§ **What is required**
From the line that contains "Give me the" down to the last line of the data below, restate every line word for word, skipping any images.

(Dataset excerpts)
--- --- ---

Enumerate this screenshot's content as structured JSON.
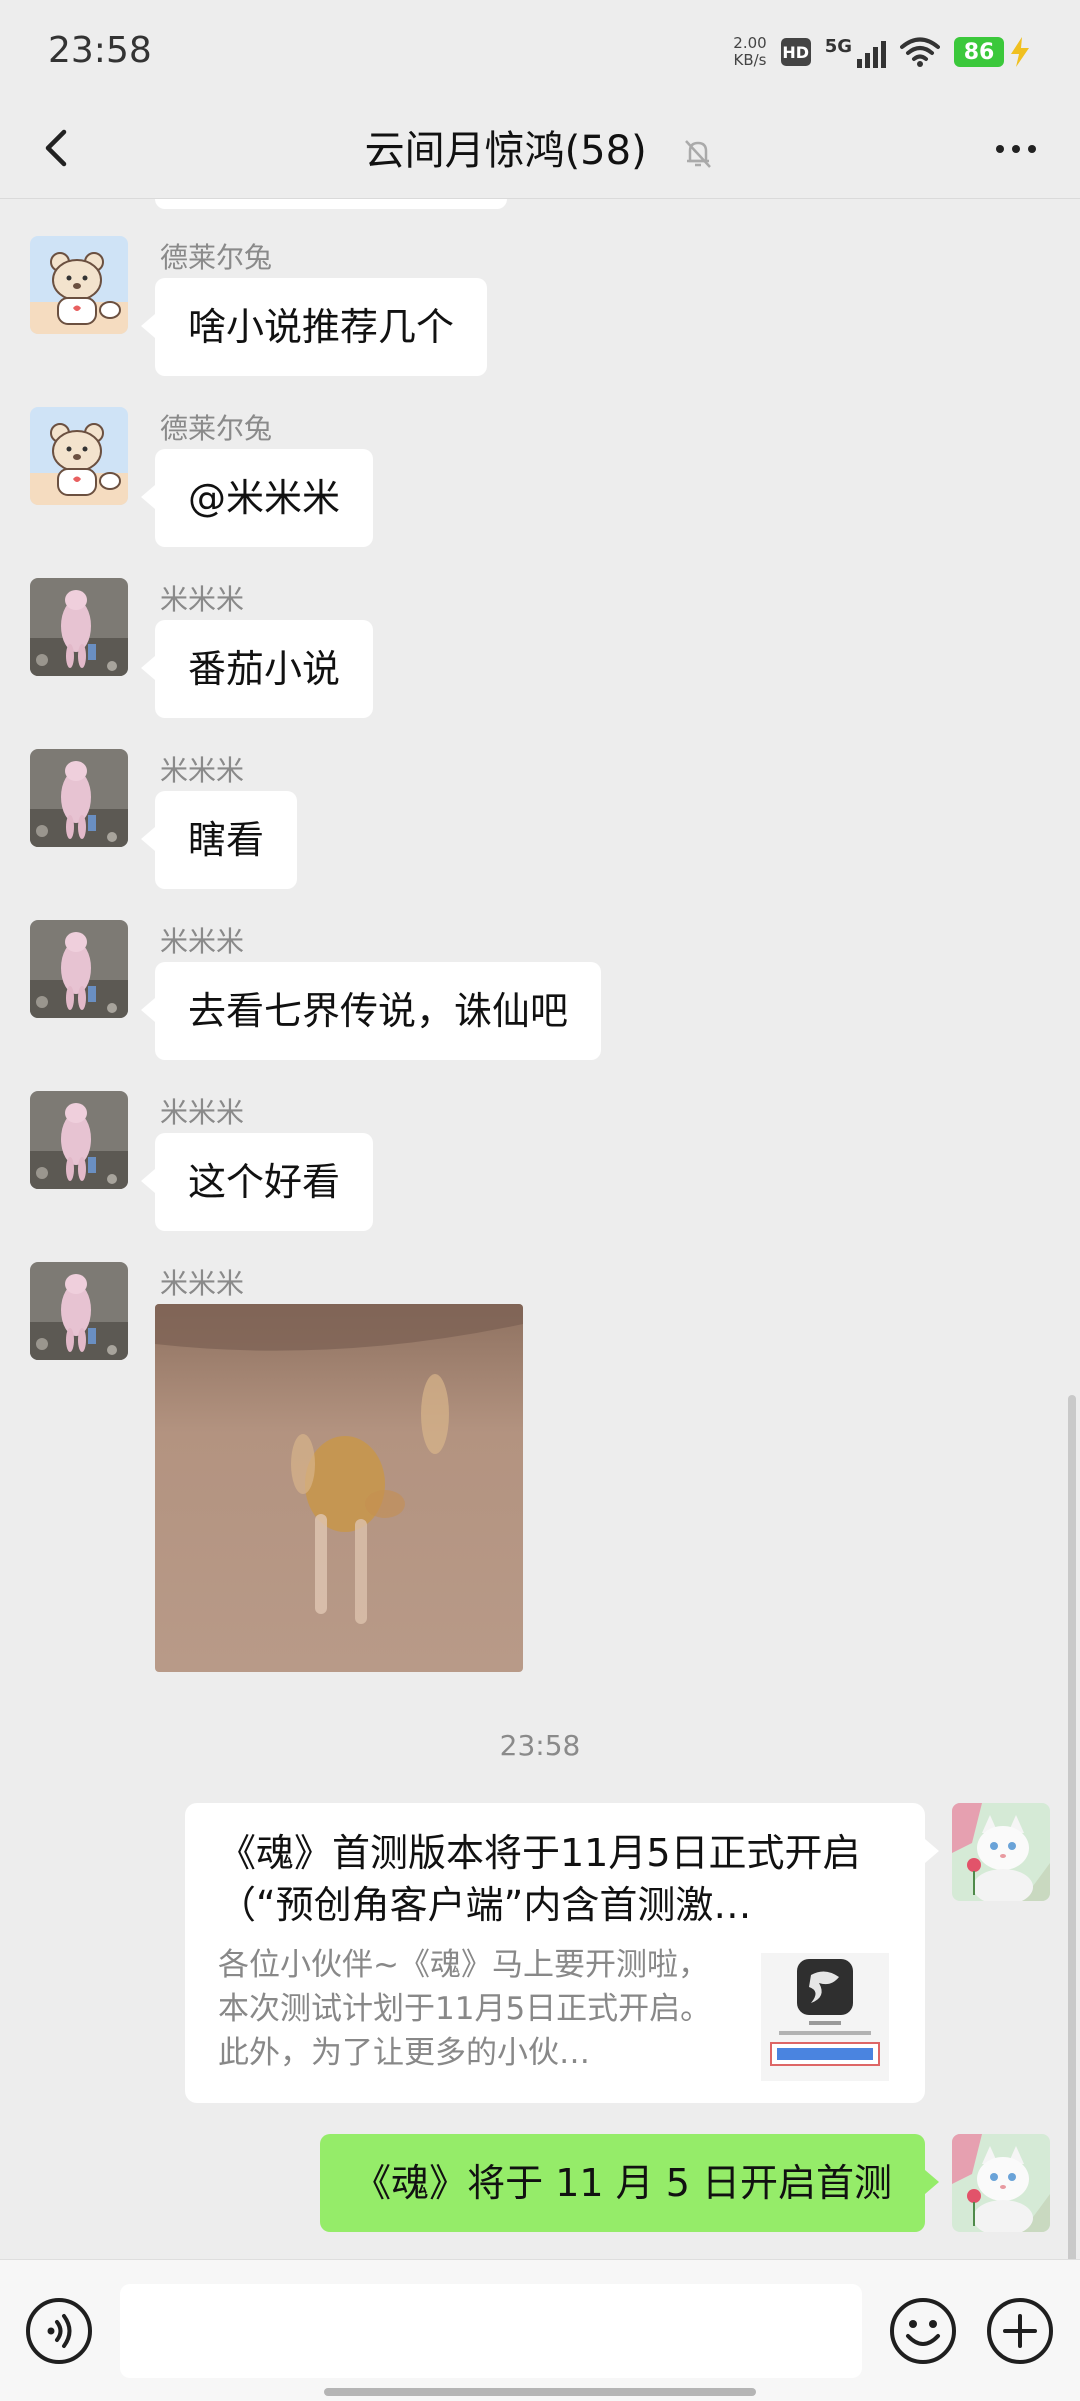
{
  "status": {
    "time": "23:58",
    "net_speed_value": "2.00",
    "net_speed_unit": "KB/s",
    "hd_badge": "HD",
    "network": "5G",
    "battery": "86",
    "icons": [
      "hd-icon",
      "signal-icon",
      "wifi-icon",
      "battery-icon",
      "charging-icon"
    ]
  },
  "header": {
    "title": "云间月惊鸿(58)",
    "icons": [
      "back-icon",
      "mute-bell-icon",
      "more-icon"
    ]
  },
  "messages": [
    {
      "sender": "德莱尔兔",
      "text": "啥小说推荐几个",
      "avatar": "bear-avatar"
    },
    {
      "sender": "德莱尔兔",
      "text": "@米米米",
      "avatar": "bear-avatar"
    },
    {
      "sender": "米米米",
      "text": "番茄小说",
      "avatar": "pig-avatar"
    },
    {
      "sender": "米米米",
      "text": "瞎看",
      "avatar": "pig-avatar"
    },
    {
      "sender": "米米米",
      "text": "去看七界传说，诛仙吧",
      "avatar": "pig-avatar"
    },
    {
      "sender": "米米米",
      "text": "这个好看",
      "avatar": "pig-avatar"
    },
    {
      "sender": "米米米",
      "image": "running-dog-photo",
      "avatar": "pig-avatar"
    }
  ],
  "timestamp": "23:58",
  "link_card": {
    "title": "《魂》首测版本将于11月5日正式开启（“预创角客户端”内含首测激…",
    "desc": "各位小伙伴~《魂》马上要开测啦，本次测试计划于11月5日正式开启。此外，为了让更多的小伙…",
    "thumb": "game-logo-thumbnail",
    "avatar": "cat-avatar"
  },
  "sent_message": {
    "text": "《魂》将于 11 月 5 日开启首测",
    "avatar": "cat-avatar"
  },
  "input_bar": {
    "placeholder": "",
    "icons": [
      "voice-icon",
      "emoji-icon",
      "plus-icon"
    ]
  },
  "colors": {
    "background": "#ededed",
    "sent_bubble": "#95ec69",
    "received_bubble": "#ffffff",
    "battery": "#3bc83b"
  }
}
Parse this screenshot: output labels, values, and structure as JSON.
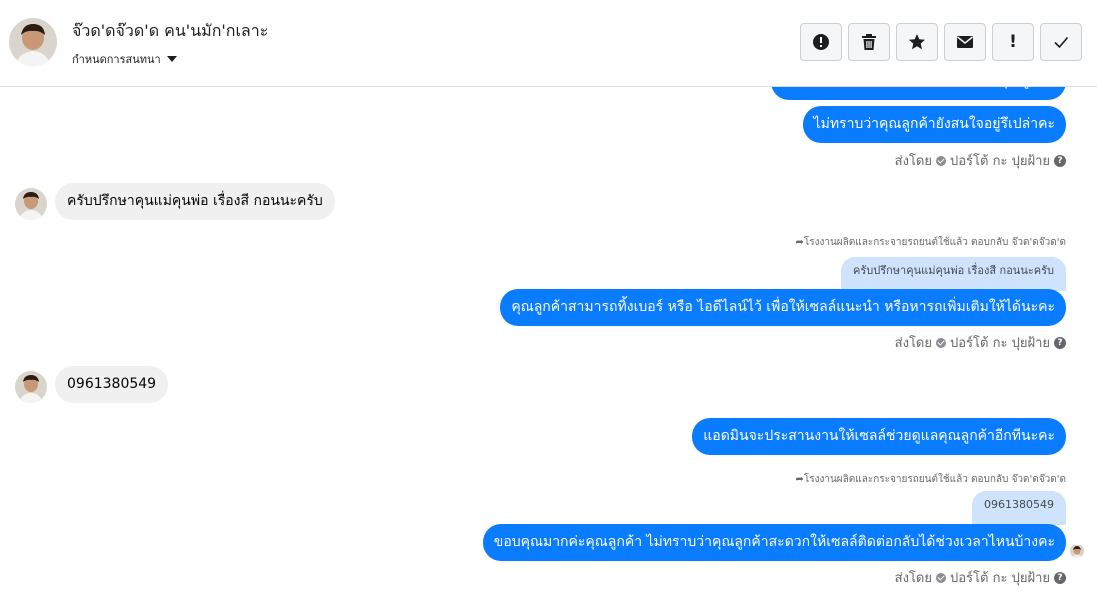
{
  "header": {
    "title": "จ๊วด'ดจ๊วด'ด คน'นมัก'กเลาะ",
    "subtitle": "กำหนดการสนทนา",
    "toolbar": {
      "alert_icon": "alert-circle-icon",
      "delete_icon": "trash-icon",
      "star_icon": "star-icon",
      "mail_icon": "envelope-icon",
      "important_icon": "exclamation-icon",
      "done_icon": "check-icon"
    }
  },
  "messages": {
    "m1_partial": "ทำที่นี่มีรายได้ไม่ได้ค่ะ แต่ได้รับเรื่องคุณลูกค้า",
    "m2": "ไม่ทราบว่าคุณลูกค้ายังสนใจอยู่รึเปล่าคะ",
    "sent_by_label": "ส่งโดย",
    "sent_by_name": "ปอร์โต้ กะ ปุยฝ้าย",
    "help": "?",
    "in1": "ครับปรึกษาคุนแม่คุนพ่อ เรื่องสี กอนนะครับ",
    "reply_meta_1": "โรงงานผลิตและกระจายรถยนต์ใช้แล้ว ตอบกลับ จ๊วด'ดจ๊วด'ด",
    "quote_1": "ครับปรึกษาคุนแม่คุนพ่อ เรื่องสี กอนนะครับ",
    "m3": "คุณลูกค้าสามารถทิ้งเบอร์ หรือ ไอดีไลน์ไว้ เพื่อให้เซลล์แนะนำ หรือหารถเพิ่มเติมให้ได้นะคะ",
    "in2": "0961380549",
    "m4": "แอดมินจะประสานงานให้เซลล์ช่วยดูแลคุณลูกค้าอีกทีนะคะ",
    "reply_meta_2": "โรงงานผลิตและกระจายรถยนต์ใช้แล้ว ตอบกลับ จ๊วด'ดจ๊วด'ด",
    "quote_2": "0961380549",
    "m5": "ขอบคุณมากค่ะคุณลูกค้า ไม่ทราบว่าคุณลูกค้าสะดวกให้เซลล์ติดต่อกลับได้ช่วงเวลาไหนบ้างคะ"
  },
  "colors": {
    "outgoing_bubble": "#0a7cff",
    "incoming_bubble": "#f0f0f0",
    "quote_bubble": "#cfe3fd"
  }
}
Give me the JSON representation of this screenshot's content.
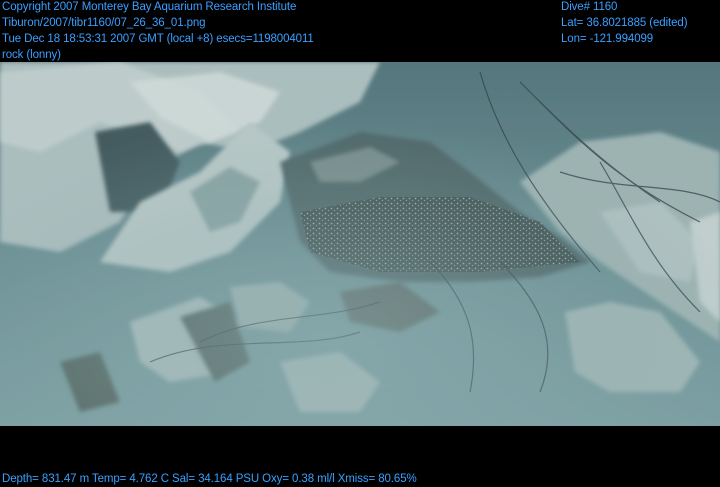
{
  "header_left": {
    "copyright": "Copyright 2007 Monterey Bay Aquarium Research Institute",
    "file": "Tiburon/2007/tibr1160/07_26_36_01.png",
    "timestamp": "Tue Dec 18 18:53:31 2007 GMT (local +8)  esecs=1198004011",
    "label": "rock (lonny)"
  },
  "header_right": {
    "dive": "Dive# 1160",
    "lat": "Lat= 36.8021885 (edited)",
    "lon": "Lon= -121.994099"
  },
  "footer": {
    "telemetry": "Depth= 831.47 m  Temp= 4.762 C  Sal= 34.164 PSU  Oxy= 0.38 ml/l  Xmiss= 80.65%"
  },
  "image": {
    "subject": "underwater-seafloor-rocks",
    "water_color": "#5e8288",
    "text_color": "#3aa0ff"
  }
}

--- --- ---

§ **Expected output**
Give me the JSON representation of this screenshot's content.
{
  "header_left": {
    "copyright": "Copyright 2007 Monterey Bay Aquarium Research Institute",
    "file": "Tiburon/2007/tibr1160/07_26_36_01.png",
    "timestamp": "Tue Dec 18 18:53:31 2007 GMT (local +8)  esecs=1198004011",
    "label": "rock (lonny)"
  },
  "header_right": {
    "dive": "Dive# 1160",
    "lat": "Lat= 36.8021885 (edited)",
    "lon": "Lon= -121.994099"
  },
  "footer": {
    "telemetry": "Depth= 831.47 m  Temp= 4.762 C  Sal= 34.164 PSU  Oxy= 0.38 ml/l  Xmiss= 80.65%"
  },
  "image": {
    "subject": "underwater-seafloor-rocks",
    "water_color": "#5e8288",
    "text_color": "#3aa0ff"
  }
}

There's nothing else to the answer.